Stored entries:
_ _ _ _
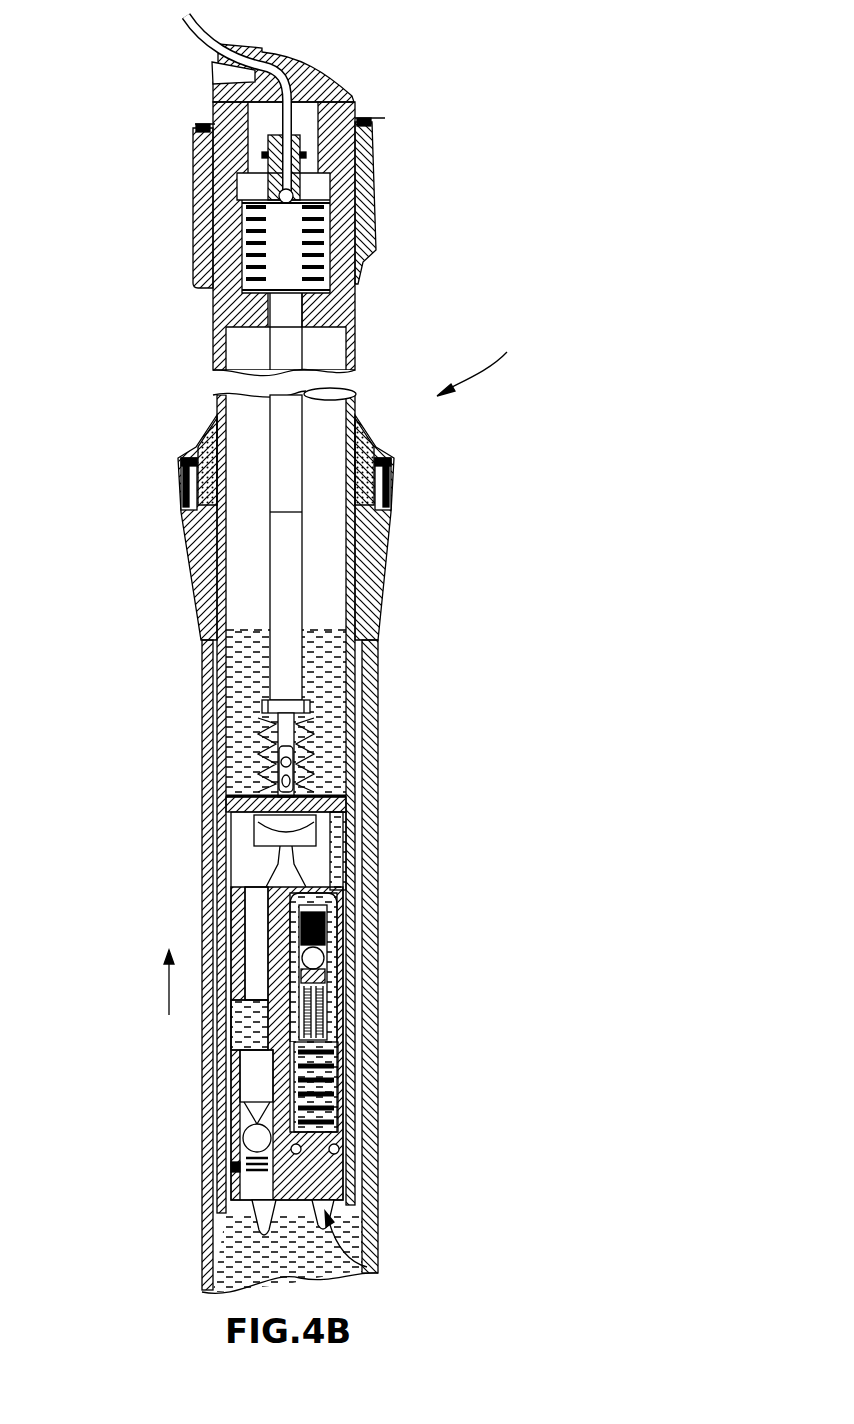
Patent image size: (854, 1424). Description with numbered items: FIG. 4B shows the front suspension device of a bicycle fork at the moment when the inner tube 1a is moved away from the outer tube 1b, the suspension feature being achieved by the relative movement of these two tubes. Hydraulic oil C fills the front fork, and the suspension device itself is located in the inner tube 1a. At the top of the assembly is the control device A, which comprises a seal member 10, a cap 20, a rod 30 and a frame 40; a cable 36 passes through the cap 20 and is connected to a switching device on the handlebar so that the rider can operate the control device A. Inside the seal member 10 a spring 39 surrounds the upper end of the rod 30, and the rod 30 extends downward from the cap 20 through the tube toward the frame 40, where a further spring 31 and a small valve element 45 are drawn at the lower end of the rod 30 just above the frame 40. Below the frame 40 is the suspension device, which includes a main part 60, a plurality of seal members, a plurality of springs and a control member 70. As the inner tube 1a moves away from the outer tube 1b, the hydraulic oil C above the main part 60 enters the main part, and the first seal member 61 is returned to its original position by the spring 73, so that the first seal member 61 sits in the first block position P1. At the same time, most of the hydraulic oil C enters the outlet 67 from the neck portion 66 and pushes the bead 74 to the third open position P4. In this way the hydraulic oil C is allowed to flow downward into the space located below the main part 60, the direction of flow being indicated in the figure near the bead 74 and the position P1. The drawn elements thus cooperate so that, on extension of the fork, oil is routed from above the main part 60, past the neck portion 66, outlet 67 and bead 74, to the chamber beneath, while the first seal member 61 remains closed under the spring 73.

The cable 36 is at (195, 45).
The cap 20 is at (303, 78).
The spring 39 is at (250, 252).
The seal member 10 is at (350, 303).
The inner tube 1a is at (286, 196).
The control device A is at (479, 361).
The rod 30 is at (286, 545).
The outer tube 1b is at (200, 647).
The spring 31 is at (283, 728).
The valve 45 is at (288, 765).
The frame 40 is at (280, 803).
The control member 70 is at (322, 893).
The main part 60 is at (286, 1009).
The spring 73 is at (338, 1003).
The neck portion 66 is at (272, 1034).
The first seal member 61 is at (340, 1070).
The outlet 67 is at (248, 1085).
The bead 74 is at (257, 1138).
The third open position P4 is at (235, 1166).
The hydraulic oil C is at (277, 1258).
The first block position P1 is at (380, 1270).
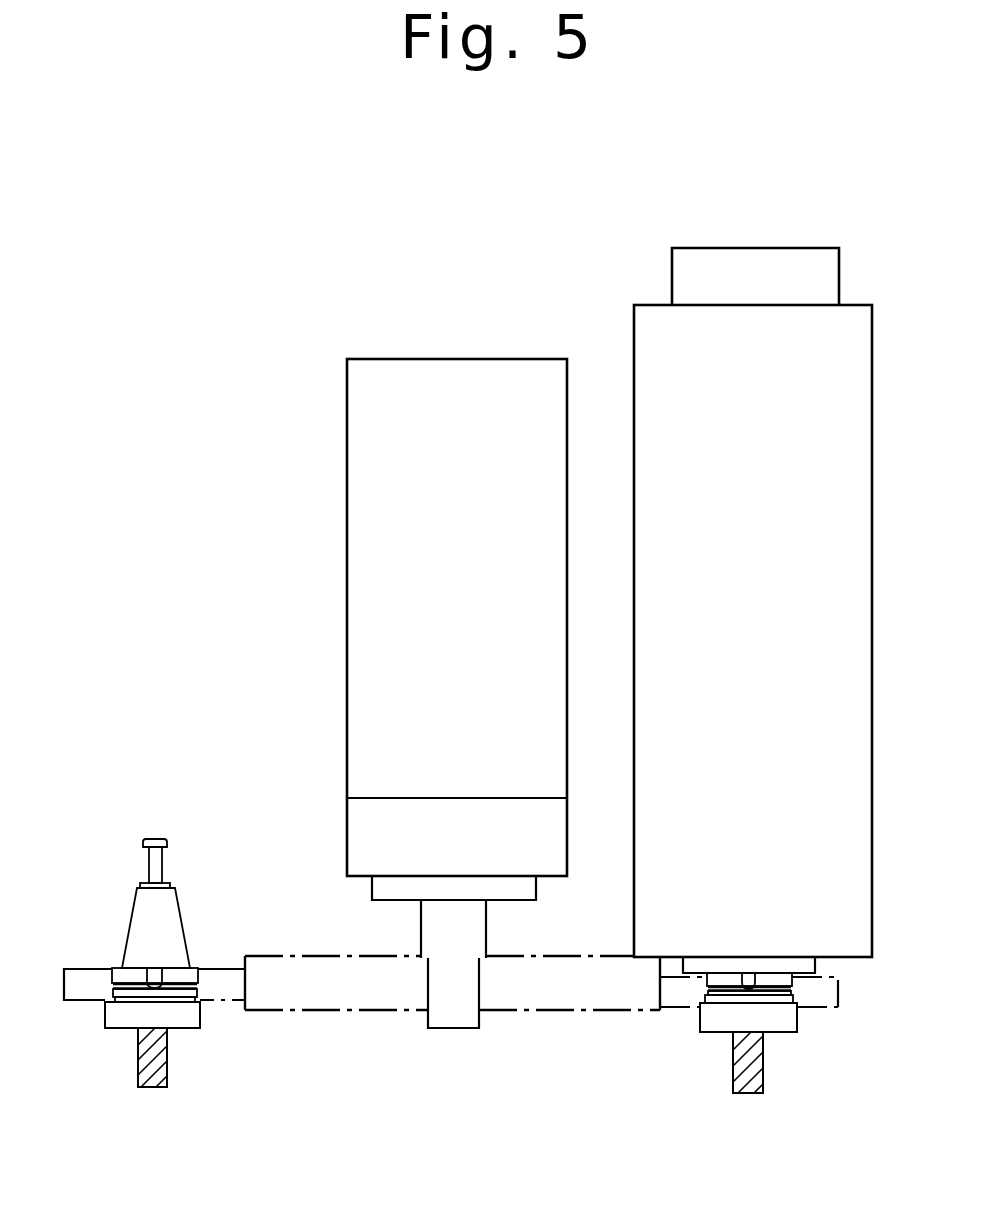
_ _ _ _
Set problem: Rewrite all of the items with "bicycle fork" replaced by "bike fork" and every other line left as it stands. Omit the pictures from your answer.

Solution:
Patent image size: (854, 1424). Description with numbered items: FIG. 4B shows the front suspension device of a bike fork at the moment when the inner tube 1a is moved away from the outer tube 1b, the suspension feature being achieved by the relative movement of these two tubes. Hydraulic oil C fills the front fork, and the suspension device itself is located in the inner tube 1a. At the top of the assembly is the control device A, which comprises a seal member 10, a cap 20, a rod 30 and a frame 40; a cable 36 passes through the cap 20 and is connected to a switching device on the handlebar so that the rider can operate the control device A. Inside the seal member 10 a spring 39 surrounds the upper end of the rod 30, and the rod 30 extends downward from the cap 20 through the tube toward the frame 40, where a further spring 31 and a small valve element 45 are drawn at the lower end of the rod 30 just above the frame 40. Below the frame 40 is the suspension device, which includes a main part 60, a plurality of seal members, a plurality of springs and a control member 70. As the inner tube 1a moves away from the outer tube 1b, the hydraulic oil C above the main part 60 enters the main part, and the first seal member 61 is returned to its original position by the spring 73, so that the first seal member 61 sits in the first block position P1. At the same time, most of the hydraulic oil C enters the outlet 67 from the neck portion 66 and pushes the bead 74 to the third open position P4. In this way the hydraulic oil C is allowed to flow downward into the space located below the main part 60, the direction of flow being indicated in the figure near the bead 74 and the position P1. The drawn elements thus cooperate so that, on extension of the fork, oil is routed from above the main part 60, past the neck portion 66, outlet 67 and bead 74, to the chamber beneath, while the first seal member 61 remains closed under the spring 73.

The cable 36 is at (195, 45).
The cap 20 is at (303, 78).
The spring 39 is at (250, 252).
The seal member 10 is at (350, 303).
The inner tube 1a is at (286, 196).
The control device A is at (479, 361).
The rod 30 is at (286, 545).
The outer tube 1b is at (200, 647).
The spring 31 is at (283, 728).
The valve 45 is at (288, 765).
The frame 40 is at (280, 803).
The control member 70 is at (322, 893).
The main part 60 is at (286, 1009).
The spring 73 is at (338, 1003).
The neck portion 66 is at (272, 1034).
The first seal member 61 is at (340, 1070).
The outlet 67 is at (248, 1085).
The bead 74 is at (257, 1138).
The third open position P4 is at (235, 1166).
The hydraulic oil C is at (277, 1258).
The first block position P1 is at (380, 1270).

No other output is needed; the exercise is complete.